Supplied records:

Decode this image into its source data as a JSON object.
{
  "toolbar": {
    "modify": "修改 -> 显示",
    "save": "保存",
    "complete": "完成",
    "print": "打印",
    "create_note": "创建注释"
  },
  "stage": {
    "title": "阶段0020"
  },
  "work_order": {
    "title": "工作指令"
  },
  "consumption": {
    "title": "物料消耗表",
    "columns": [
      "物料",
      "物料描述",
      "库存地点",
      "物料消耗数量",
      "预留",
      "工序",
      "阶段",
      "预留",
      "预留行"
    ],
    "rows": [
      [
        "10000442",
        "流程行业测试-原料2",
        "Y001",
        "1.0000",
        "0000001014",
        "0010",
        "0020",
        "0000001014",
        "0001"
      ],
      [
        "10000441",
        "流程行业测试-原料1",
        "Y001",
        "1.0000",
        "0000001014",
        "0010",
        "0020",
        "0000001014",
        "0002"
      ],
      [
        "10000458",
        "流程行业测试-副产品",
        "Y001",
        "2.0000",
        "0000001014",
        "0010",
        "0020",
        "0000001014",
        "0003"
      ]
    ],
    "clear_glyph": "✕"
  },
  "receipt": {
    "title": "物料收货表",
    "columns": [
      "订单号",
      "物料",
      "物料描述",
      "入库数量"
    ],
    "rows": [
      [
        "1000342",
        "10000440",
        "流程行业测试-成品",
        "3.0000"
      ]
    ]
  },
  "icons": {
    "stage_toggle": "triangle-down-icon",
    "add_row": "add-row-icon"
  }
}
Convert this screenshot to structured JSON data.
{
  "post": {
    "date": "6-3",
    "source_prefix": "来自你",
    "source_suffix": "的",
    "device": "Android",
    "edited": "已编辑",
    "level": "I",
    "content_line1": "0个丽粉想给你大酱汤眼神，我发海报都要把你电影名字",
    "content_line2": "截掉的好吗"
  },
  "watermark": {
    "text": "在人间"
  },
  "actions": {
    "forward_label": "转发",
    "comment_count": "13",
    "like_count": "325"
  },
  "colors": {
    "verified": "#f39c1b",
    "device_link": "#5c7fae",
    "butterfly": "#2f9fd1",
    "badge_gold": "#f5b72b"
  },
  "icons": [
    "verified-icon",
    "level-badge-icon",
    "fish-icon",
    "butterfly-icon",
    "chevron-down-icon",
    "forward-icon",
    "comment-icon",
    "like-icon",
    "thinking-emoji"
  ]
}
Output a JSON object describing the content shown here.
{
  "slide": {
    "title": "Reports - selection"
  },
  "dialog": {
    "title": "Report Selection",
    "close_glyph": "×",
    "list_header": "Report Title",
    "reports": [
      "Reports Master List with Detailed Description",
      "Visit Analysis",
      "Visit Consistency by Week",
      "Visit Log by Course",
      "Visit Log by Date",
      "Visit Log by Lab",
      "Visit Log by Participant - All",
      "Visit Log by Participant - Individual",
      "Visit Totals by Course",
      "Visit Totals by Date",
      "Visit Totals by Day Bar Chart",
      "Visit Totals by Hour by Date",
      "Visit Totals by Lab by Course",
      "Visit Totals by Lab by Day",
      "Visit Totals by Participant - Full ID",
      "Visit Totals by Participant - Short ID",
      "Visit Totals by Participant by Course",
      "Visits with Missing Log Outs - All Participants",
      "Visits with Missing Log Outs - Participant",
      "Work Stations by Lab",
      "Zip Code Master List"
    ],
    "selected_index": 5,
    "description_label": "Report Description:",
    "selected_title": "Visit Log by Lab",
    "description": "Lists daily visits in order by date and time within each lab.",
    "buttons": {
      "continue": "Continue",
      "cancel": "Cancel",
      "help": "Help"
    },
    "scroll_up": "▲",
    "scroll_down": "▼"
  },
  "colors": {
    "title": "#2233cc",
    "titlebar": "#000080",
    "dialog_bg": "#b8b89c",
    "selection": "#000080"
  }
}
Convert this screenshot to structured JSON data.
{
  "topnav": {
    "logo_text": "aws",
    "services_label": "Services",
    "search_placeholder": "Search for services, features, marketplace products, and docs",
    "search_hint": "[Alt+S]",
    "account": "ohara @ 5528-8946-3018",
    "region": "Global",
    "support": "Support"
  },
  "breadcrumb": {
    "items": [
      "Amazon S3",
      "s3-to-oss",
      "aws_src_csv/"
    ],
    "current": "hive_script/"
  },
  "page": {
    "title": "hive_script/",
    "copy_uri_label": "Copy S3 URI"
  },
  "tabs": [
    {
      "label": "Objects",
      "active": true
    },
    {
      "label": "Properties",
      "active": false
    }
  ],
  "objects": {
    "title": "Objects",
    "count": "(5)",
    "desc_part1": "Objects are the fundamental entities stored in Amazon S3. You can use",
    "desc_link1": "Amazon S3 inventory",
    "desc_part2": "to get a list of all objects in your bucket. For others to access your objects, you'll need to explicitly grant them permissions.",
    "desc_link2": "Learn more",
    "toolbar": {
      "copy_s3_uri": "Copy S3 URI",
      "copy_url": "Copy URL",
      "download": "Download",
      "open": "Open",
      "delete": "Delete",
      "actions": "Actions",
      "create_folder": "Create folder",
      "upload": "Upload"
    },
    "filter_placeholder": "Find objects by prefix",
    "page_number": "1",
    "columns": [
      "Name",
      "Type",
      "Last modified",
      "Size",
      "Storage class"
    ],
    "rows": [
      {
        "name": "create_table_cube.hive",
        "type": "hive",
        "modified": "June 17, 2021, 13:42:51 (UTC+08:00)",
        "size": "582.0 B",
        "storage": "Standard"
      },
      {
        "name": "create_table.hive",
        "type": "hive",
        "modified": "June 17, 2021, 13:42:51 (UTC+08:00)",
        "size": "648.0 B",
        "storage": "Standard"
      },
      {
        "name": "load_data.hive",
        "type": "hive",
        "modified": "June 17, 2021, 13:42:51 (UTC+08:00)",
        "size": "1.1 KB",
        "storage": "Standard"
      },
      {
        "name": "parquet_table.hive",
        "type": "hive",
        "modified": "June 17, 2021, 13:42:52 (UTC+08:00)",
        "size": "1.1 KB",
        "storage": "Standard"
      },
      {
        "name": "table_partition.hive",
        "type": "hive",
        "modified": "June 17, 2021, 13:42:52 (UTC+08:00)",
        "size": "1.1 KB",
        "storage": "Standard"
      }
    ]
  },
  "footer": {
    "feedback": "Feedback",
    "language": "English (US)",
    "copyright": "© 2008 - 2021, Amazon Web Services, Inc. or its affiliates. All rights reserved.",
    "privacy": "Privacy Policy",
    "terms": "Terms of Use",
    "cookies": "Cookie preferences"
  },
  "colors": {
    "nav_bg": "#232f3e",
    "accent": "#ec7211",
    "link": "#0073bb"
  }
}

Problem:
Copy out each record exactly as given, omitting none.

The reply:
Decode this image into its source data as a JSON object.
{
  "toolbar": {
    "modify": "修改 -> 显示",
    "save": "保存",
    "complete": "完成",
    "print": "打印",
    "create_note": "创建注释"
  },
  "stage": {
    "title": "阶段0020"
  },
  "work_order": {
    "title": "工作指令"
  },
  "consumption": {
    "title": "物料消耗表",
    "columns": [
      "物料",
      "物料描述",
      "库存地点",
      "物料消耗数量",
      "预留",
      "工序",
      "阶段",
      "预留",
      "预留行"
    ],
    "rows": [
      [
        "10000442",
        "流程行业测试-原料2",
        "Y001",
        "1.0000",
        "0000001014",
        "0010",
        "0020",
        "0000001014",
        "0001"
      ],
      [
        "10000441",
        "流程行业测试-原料1",
        "Y001",
        "1.0000",
        "0000001014",
        "0010",
        "0020",
        "0000001014",
        "0002"
      ],
      [
        "10000458",
        "流程行业测试-副产品",
        "Y001",
        "2.0000",
        "0000001014",
        "0010",
        "0020",
        "0000001014",
        "0003"
      ]
    ],
    "clear_glyph": "✕"
  },
  "receipt": {
    "title": "物料收货表",
    "columns": [
      "订单号",
      "物料",
      "物料描述",
      "入库数量"
    ],
    "rows": [
      [
        "1000342",
        "10000440",
        "流程行业测试-成品",
        "3.0000"
      ]
    ]
  },
  "icons": {
    "stage_toggle": "triangle-down-icon",
    "add_row": "add-row-icon"
  }
}
Convert this screenshot to structured JSON data.
{
  "post": {
    "date": "6-3",
    "source_prefix": "来自你",
    "source_suffix": "的",
    "device": "Android",
    "edited": "已编辑",
    "level": "I",
    "content_line1": "0个丽粉想给你大酱汤眼神，我发海报都要把你电影名字",
    "content_line2": "截掉的好吗"
  },
  "watermark": {
    "text": "在人间"
  },
  "actions": {
    "forward_label": "转发",
    "comment_count": "13",
    "like_count": "325"
  },
  "colors": {
    "verified": "#f39c1b",
    "device_link": "#5c7fae",
    "butterfly": "#2f9fd1",
    "badge_gold": "#f5b72b"
  },
  "icons": [
    "verified-icon",
    "level-badge-icon",
    "fish-icon",
    "butterfly-icon",
    "chevron-down-icon",
    "forward-icon",
    "comment-icon",
    "like-icon",
    "thinking-emoji"
  ]
}
Output a JSON object describing the content shown here.
{
  "slide": {
    "title": "Reports - selection"
  },
  "dialog": {
    "title": "Report Selection",
    "close_glyph": "×",
    "list_header": "Report Title",
    "reports": [
      "Reports Master List with Detailed Description",
      "Visit Analysis",
      "Visit Consistency by Week",
      "Visit Log by Course",
      "Visit Log by Date",
      "Visit Log by Lab",
      "Visit Log by Participant - All",
      "Visit Log by Participant - Individual",
      "Visit Totals by Course",
      "Visit Totals by Date",
      "Visit Totals by Day Bar Chart",
      "Visit Totals by Hour by Date",
      "Visit Totals by Lab by Course",
      "Visit Totals by Lab by Day",
      "Visit Totals by Participant - Full ID",
      "Visit Totals by Participant - Short ID",
      "Visit Totals by Participant by Course",
      "Visits with Missing Log Outs - All Participants",
      "Visits with Missing Log Outs - Participant",
      "Work Stations by Lab",
      "Zip Code Master List"
    ],
    "selected_index": 5,
    "description_label": "Report Description:",
    "selected_title": "Visit Log by Lab",
    "description": "Lists daily visits in order by date and time within each lab.",
    "buttons": {
      "continue": "Continue",
      "cancel": "Cancel",
      "help": "Help"
    },
    "scroll_up": "▲",
    "scroll_down": "▼"
  },
  "colors": {
    "title": "#2233cc",
    "titlebar": "#000080",
    "dialog_bg": "#b8b89c",
    "selection": "#000080"
  }
}
Convert this screenshot to structured JSON data.
{
  "topnav": {
    "logo_text": "aws",
    "services_label": "Services",
    "search_placeholder": "Search for services, features, marketplace products, and docs",
    "search_hint": "[Alt+S]",
    "account": "ohara @ 5528-8946-3018",
    "region": "Global",
    "support": "Support"
  },
  "breadcrumb": {
    "items": [
      "Amazon S3",
      "s3-to-oss",
      "aws_src_csv/"
    ],
    "current": "hive_script/"
  },
  "page": {
    "title": "hive_script/",
    "copy_uri_label": "Copy S3 URI"
  },
  "tabs": [
    {
      "label": "Objects",
      "active": true
    },
    {
      "label": "Properties",
      "active": false
    }
  ],
  "objects": {
    "title": "Objects",
    "count": "(5)",
    "desc_part1": "Objects are the fundamental entities stored in Amazon S3. You can use",
    "desc_link1": "Amazon S3 inventory",
    "desc_part2": "to get a list of all objects in your bucket. For others to access your objects, you'll need to explicitly grant them permissions.",
    "desc_link2": "Learn more",
    "toolbar": {
      "copy_s3_uri": "Copy S3 URI",
      "copy_url": "Copy URL",
      "download": "Download",
      "open": "Open",
      "delete": "Delete",
      "actions": "Actions",
      "create_folder": "Create folder",
      "upload": "Upload"
    },
    "filter_placeholder": "Find objects by prefix",
    "page_number": "1",
    "columns": [
      "Name",
      "Type",
      "Last modified",
      "Size",
      "Storage class"
    ],
    "rows": [
      {
        "name": "create_table_cube.hive",
        "type": "hive",
        "modified": "June 17, 2021, 13:42:51 (UTC+08:00)",
        "size": "582.0 B",
        "storage": "Standard"
      },
      {
        "name": "create_table.hive",
        "type": "hive",
        "modified": "June 17, 2021, 13:42:51 (UTC+08:00)",
        "size": "648.0 B",
        "storage": "Standard"
      },
      {
        "name": "load_data.hive",
        "type": "hive",
        "modified": "June 17, 2021, 13:42:51 (UTC+08:00)",
        "size": "1.1 KB",
        "storage": "Standard"
      },
      {
        "name": "parquet_table.hive",
        "type": "hive",
        "modified": "June 17, 2021, 13:42:52 (UTC+08:00)",
        "size": "1.1 KB",
        "storage": "Standard"
      },
      {
        "name": "table_partition.hive",
        "type": "hive",
        "modified": "June 17, 2021, 13:42:52 (UTC+08:00)",
        "size": "1.1 KB",
        "storage": "Standard"
      }
    ]
  },
  "footer": {
    "feedback": "Feedback",
    "language": "English (US)",
    "copyright": "© 2008 - 2021, Amazon Web Services, Inc. or its affiliates. All rights reserved.",
    "privacy": "Privacy Policy",
    "terms": "Terms of Use",
    "cookies": "Cookie preferences"
  },
  "colors": {
    "nav_bg": "#232f3e",
    "accent": "#ec7211",
    "link": "#0073bb"
  }
}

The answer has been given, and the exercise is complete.